Exact reproduction of the data is required, with images excluded.

--------------------

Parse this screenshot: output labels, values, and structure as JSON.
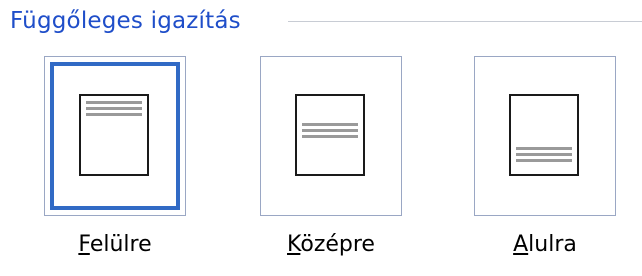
{
  "group": {
    "title": "Függőleges igazítás"
  },
  "options": [
    {
      "accel": "F",
      "rest": "elülre",
      "alignment": "top",
      "selected": true
    },
    {
      "accel": "K",
      "rest": "özépre",
      "alignment": "middle",
      "selected": false
    },
    {
      "accel": "A",
      "rest": "lulra",
      "alignment": "bottom",
      "selected": false
    }
  ],
  "colors": {
    "title": "#1f4ec9",
    "selection": "#316ac5",
    "frame_border": "#9aa7c4",
    "text_lines": "#9a9a9a"
  }
}
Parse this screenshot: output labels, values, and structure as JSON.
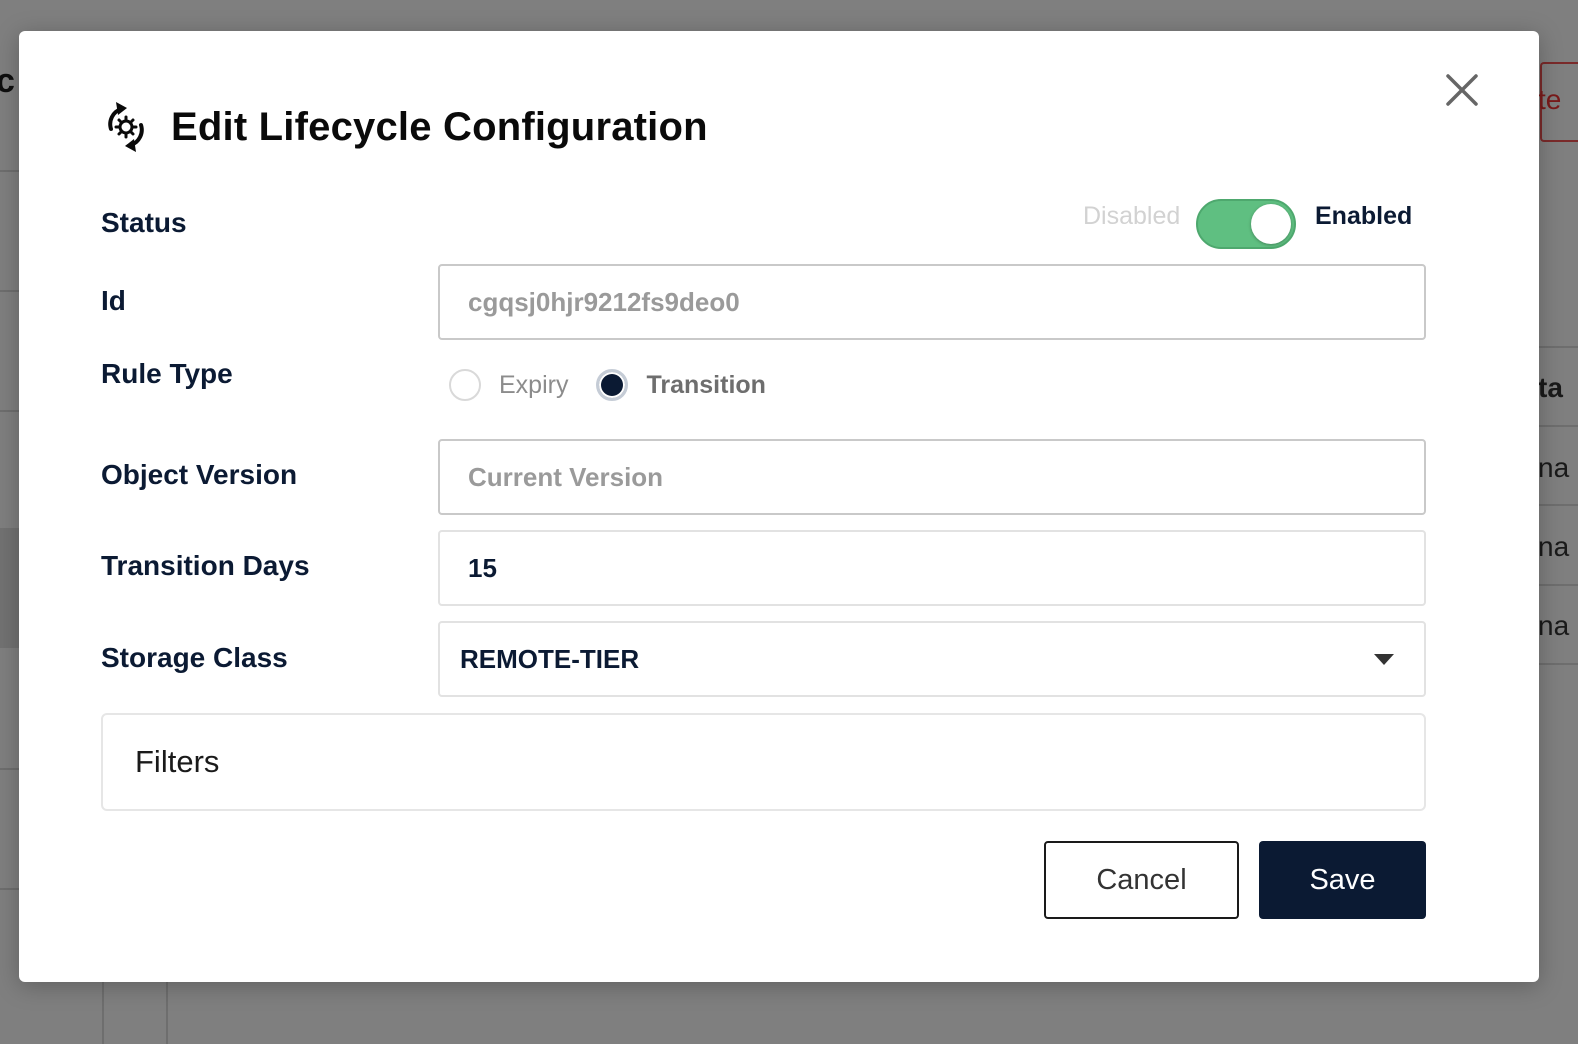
{
  "background": {
    "left_fragment": "c",
    "right_fragments": [
      "te",
      "ta",
      "na",
      "na",
      "na"
    ]
  },
  "modal": {
    "title": "Edit Lifecycle Configuration",
    "title_icon": "lifecycle-arrows-gear-icon",
    "close_icon": "close-icon"
  },
  "form": {
    "status": {
      "label": "Status",
      "off_label": "Disabled",
      "on_label": "Enabled",
      "enabled": true,
      "color_on": "#5fbf81"
    },
    "id": {
      "label": "Id",
      "value": "cgqsj0hjr9212fs9deo0"
    },
    "rule_type": {
      "label": "Rule Type",
      "options": [
        "Expiry",
        "Transition"
      ],
      "selected": "Transition"
    },
    "object_version": {
      "label": "Object Version",
      "value": "Current Version"
    },
    "transition_days": {
      "label": "Transition Days",
      "value": "15"
    },
    "storage_class": {
      "label": "Storage Class",
      "value": "REMOTE-TIER"
    },
    "filters": {
      "label": "Filters"
    }
  },
  "actions": {
    "cancel_label": "Cancel",
    "save_label": "Save",
    "primary_color": "#0b1a33"
  }
}
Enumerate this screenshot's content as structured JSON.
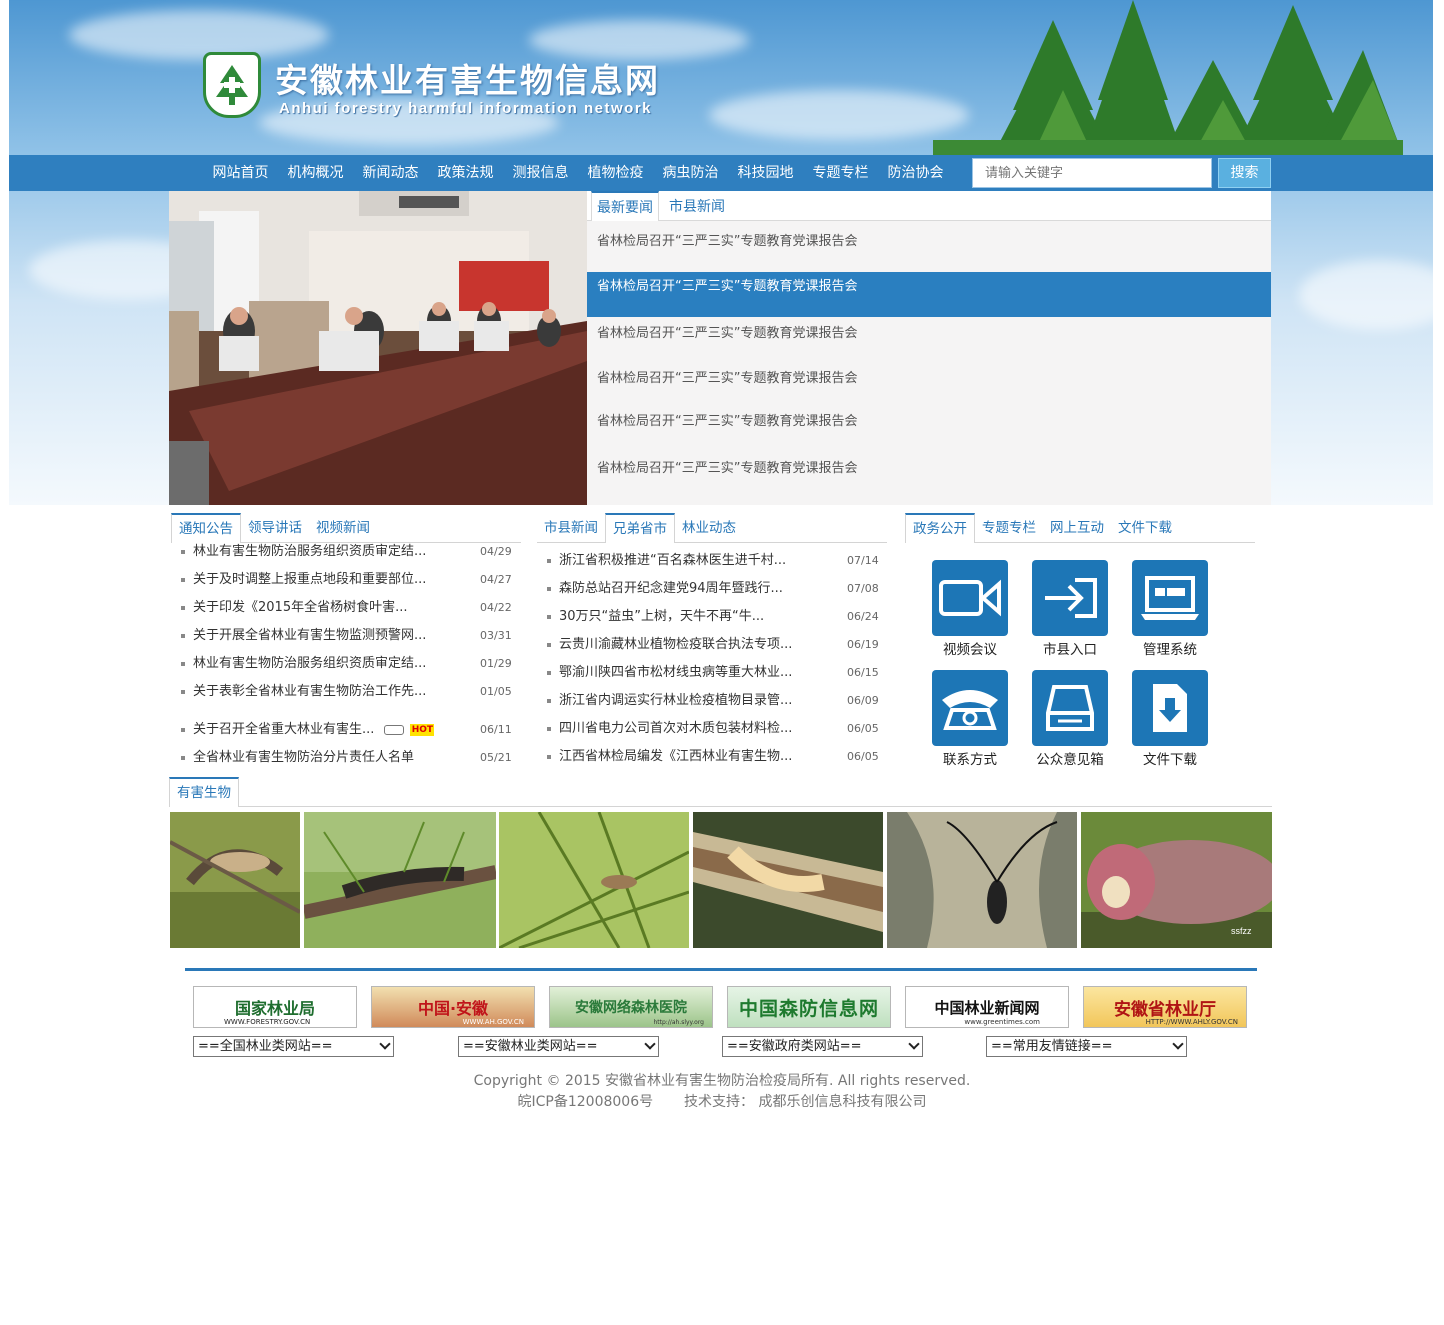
{
  "header": {
    "title": "安徽林业有害生物信息网",
    "subtitle": "Anhui forestry harmful information network",
    "logo_alt": "安徽林业有害生物信息网 徽标"
  },
  "nav": {
    "items": [
      "网站首页",
      "机构概况",
      "新闻动态",
      "政策法规",
      "测报信息",
      "植物检疫",
      "病虫防治",
      "科技园地",
      "专题专栏",
      "防治协会"
    ],
    "search_placeholder": "请输入关键字",
    "search_button": "搜索"
  },
  "top_news": {
    "tabs": [
      "最新要闻",
      "市县新闻"
    ],
    "active_tab": 0,
    "items": [
      "省林检局召开“三严三实”专题教育党课报告会",
      "省林检局召开“三严三实”专题教育党课报告会",
      "省林检局召开“三严三实”专题教育党课报告会",
      "省林检局召开“三严三实”专题教育党课报告会",
      "省林检局召开“三严三实”专题教育党课报告会",
      "省林检局召开“三严三实”专题教育党课报告会"
    ],
    "selected_index": 1
  },
  "notice_panel": {
    "tabs": [
      "通知公告",
      "领导讲话",
      "视频新闻"
    ],
    "items": [
      {
        "title": "林业有害生物防治服务组织资质审定结...",
        "date": "04/29"
      },
      {
        "title": "关于及时调整上报重点地段和重要部位...",
        "date": "04/27"
      },
      {
        "title": "关于印发《2015年全省杨树食叶害...",
        "date": "04/22"
      },
      {
        "title": "关于开展全省林业有害生物监测预警网...",
        "date": "03/31"
      },
      {
        "title": "林业有害生物防治服务组织资质审定结...",
        "date": "01/29"
      },
      {
        "title": "关于表彰全省林业有害生物防治工作先...",
        "date": "01/05"
      },
      {
        "title": "关于召开全省重大林业有害生...",
        "date": "06/11",
        "hot": "HOT"
      },
      {
        "title": "全省林业有害生物防治分片责任人名单",
        "date": "05/21"
      }
    ]
  },
  "news_panel": {
    "tabs": [
      "市县新闻",
      "兄弟省市",
      "林业动态"
    ],
    "items": [
      {
        "title": "浙江省积极推进“百名森林医生进千村...",
        "date": "07/14"
      },
      {
        "title": "森防总站召开纪念建党94周年暨践行...",
        "date": "07/08"
      },
      {
        "title": "30万只“益虫”上树，天牛不再“牛...",
        "date": "06/24"
      },
      {
        "title": "云贵川渝藏林业植物检疫联合执法专项...",
        "date": "06/19"
      },
      {
        "title": "鄂渝川陕四省市松材线虫病等重大林业...",
        "date": "06/15"
      },
      {
        "title": "浙江省内调运实行林业检疫植物目录管...",
        "date": "06/09"
      },
      {
        "title": "四川省电力公司首次对木质包装材料检...",
        "date": "06/05"
      },
      {
        "title": "江西省林检局编发《江西林业有害生物...",
        "date": "06/05"
      }
    ]
  },
  "gov_panel": {
    "tabs": [
      "政务公开",
      "专题专栏",
      "网上互动",
      "文件下载"
    ],
    "icons": [
      {
        "label": "视频会议",
        "icon": "video-camera-icon"
      },
      {
        "label": "市县入口",
        "icon": "enter-arrow-icon"
      },
      {
        "label": "管理系统",
        "icon": "laptop-icon"
      },
      {
        "label": "联系方式",
        "icon": "telephone-icon"
      },
      {
        "label": "公众意见箱",
        "icon": "inbox-tray-icon"
      },
      {
        "label": "文件下载",
        "icon": "file-download-icon"
      }
    ]
  },
  "pests": {
    "tab": "有害生物",
    "watermark": "ssfzz"
  },
  "friend_links": {
    "logos": [
      {
        "text": "国家林业局",
        "sub": "WWW.FORESTRY.GOV.CN"
      },
      {
        "text": "中国·安徽",
        "sub": "WWW.AH.GOV.CN"
      },
      {
        "text": "安徽网络森林医院",
        "sub": "http://ah.slyy.org"
      },
      {
        "text": "中国森防信息网",
        "sub": ""
      },
      {
        "text": "中国林业新闻网",
        "sub": "www.greentimes.com"
      },
      {
        "text": "安徽省林业厅",
        "sub": "HTTP://WWW.AHLY.GOV.CN"
      }
    ],
    "selects": [
      "==全国林业类网站==",
      "==安徽林业类网站==",
      "==安徽政府类网站==",
      "==常用友情链接=="
    ]
  },
  "footer": {
    "copyright": "Copyright © 2015 安徽省林业有害生物防治检疫局所有. All rights reserved.",
    "icp": "皖ICP备12008006号",
    "support_label": "技术支持：",
    "support_company": "成都乐创信息科技有限公司"
  },
  "colors": {
    "primary": "#2f7fbf",
    "link": "#2a78b8",
    "icon_bg": "#1d76b6",
    "selected_row": "#2a7fc0"
  }
}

--------------------

Solution for this exercise:
Parse this screenshot: output labels, values, and structure as JSON.
{
  "group": {
    "title": "Függőleges igazítás"
  },
  "options": [
    {
      "accel": "F",
      "rest": "elülre",
      "alignment": "top",
      "selected": true
    },
    {
      "accel": "K",
      "rest": "özépre",
      "alignment": "middle",
      "selected": false
    },
    {
      "accel": "A",
      "rest": "lulra",
      "alignment": "bottom",
      "selected": false
    }
  ],
  "colors": {
    "title": "#1f4ec9",
    "selection": "#316ac5",
    "frame_border": "#9aa7c4",
    "text_lines": "#9a9a9a"
  }
}
Parse this screenshot: output labels, values, and structure as JSON.
{
  "background": {
    "left_fragment": "c",
    "right_fragments": [
      "te",
      "ta",
      "na",
      "na",
      "na"
    ]
  },
  "modal": {
    "title": "Edit Lifecycle Configuration",
    "title_icon": "lifecycle-arrows-gear-icon",
    "close_icon": "close-icon"
  },
  "form": {
    "status": {
      "label": "Status",
      "off_label": "Disabled",
      "on_label": "Enabled",
      "enabled": true,
      "color_on": "#5fbf81"
    },
    "id": {
      "label": "Id",
      "value": "cgqsj0hjr9212fs9deo0"
    },
    "rule_type": {
      "label": "Rule Type",
      "options": [
        "Expiry",
        "Transition"
      ],
      "selected": "Transition"
    },
    "object_version": {
      "label": "Object Version",
      "value": "Current Version"
    },
    "transition_days": {
      "label": "Transition Days",
      "value": "15"
    },
    "storage_class": {
      "label": "Storage Class",
      "value": "REMOTE-TIER"
    },
    "filters": {
      "label": "Filters"
    }
  },
  "actions": {
    "cancel_label": "Cancel",
    "save_label": "Save",
    "primary_color": "#0b1a33"
  }
}
Enumerate this screenshot's content as structured JSON.
{
  "header": {
    "title": "安徽林业有害生物信息网",
    "subtitle": "Anhui forestry harmful information network",
    "logo_alt": "安徽林业有害生物信息网 徽标"
  },
  "nav": {
    "items": [
      "网站首页",
      "机构概况",
      "新闻动态",
      "政策法规",
      "测报信息",
      "植物检疫",
      "病虫防治",
      "科技园地",
      "专题专栏",
      "防治协会"
    ],
    "search_placeholder": "请输入关键字",
    "search_button": "搜索"
  },
  "top_news": {
    "tabs": [
      "最新要闻",
      "市县新闻"
    ],
    "active_tab": 0,
    "items": [
      "省林检局召开“三严三实”专题教育党课报告会",
      "省林检局召开“三严三实”专题教育党课报告会",
      "省林检局召开“三严三实”专题教育党课报告会",
      "省林检局召开“三严三实”专题教育党课报告会",
      "省林检局召开“三严三实”专题教育党课报告会",
      "省林检局召开“三严三实”专题教育党课报告会"
    ],
    "selected_index": 1
  },
  "notice_panel": {
    "tabs": [
      "通知公告",
      "领导讲话",
      "视频新闻"
    ],
    "items": [
      {
        "title": "林业有害生物防治服务组织资质审定结...",
        "date": "04/29"
      },
      {
        "title": "关于及时调整上报重点地段和重要部位...",
        "date": "04/27"
      },
      {
        "title": "关于印发《2015年全省杨树食叶害...",
        "date": "04/22"
      },
      {
        "title": "关于开展全省林业有害生物监测预警网...",
        "date": "03/31"
      },
      {
        "title": "林业有害生物防治服务组织资质审定结...",
        "date": "01/29"
      },
      {
        "title": "关于表彰全省林业有害生物防治工作先...",
        "date": "01/05"
      },
      {
        "title": "关于召开全省重大林业有害生...",
        "date": "06/11",
        "hot": "HOT"
      },
      {
        "title": "全省林业有害生物防治分片责任人名单",
        "date": "05/21"
      }
    ]
  },
  "news_panel": {
    "tabs": [
      "市县新闻",
      "兄弟省市",
      "林业动态"
    ],
    "items": [
      {
        "title": "浙江省积极推进“百名森林医生进千村...",
        "date": "07/14"
      },
      {
        "title": "森防总站召开纪念建党94周年暨践行...",
        "date": "07/08"
      },
      {
        "title": "30万只“益虫”上树，天牛不再“牛...",
        "date": "06/24"
      },
      {
        "title": "云贵川渝藏林业植物检疫联合执法专项...",
        "date": "06/19"
      },
      {
        "title": "鄂渝川陕四省市松材线虫病等重大林业...",
        "date": "06/15"
      },
      {
        "title": "浙江省内调运实行林业检疫植物目录管...",
        "date": "06/09"
      },
      {
        "title": "四川省电力公司首次对木质包装材料检...",
        "date": "06/05"
      },
      {
        "title": "江西省林检局编发《江西林业有害生物...",
        "date": "06/05"
      }
    ]
  },
  "gov_panel": {
    "tabs": [
      "政务公开",
      "专题专栏",
      "网上互动",
      "文件下载"
    ],
    "icons": [
      {
        "label": "视频会议",
        "icon": "video-camera-icon"
      },
      {
        "label": "市县入口",
        "icon": "enter-arrow-icon"
      },
      {
        "label": "管理系统",
        "icon": "laptop-icon"
      },
      {
        "label": "联系方式",
        "icon": "telephone-icon"
      },
      {
        "label": "公众意见箱",
        "icon": "inbox-tray-icon"
      },
      {
        "label": "文件下载",
        "icon": "file-download-icon"
      }
    ]
  },
  "pests": {
    "tab": "有害生物",
    "watermark": "ssfzz"
  },
  "friend_links": {
    "logos": [
      {
        "text": "国家林业局",
        "sub": "WWW.FORESTRY.GOV.CN"
      },
      {
        "text": "中国·安徽",
        "sub": "WWW.AH.GOV.CN"
      },
      {
        "text": "安徽网络森林医院",
        "sub": "http://ah.slyy.org"
      },
      {
        "text": "中国森防信息网",
        "sub": ""
      },
      {
        "text": "中国林业新闻网",
        "sub": "www.greentimes.com"
      },
      {
        "text": "安徽省林业厅",
        "sub": "HTTP://WWW.AHLY.GOV.CN"
      }
    ],
    "selects": [
      "==全国林业类网站==",
      "==安徽林业类网站==",
      "==安徽政府类网站==",
      "==常用友情链接=="
    ]
  },
  "footer": {
    "copyright": "Copyright © 2015 安徽省林业有害生物防治检疫局所有. All rights reserved.",
    "icp": "皖ICP备12008006号",
    "support_label": "技术支持：",
    "support_company": "成都乐创信息科技有限公司"
  },
  "colors": {
    "primary": "#2f7fbf",
    "link": "#2a78b8",
    "icon_bg": "#1d76b6",
    "selected_row": "#2a7fc0"
  }
}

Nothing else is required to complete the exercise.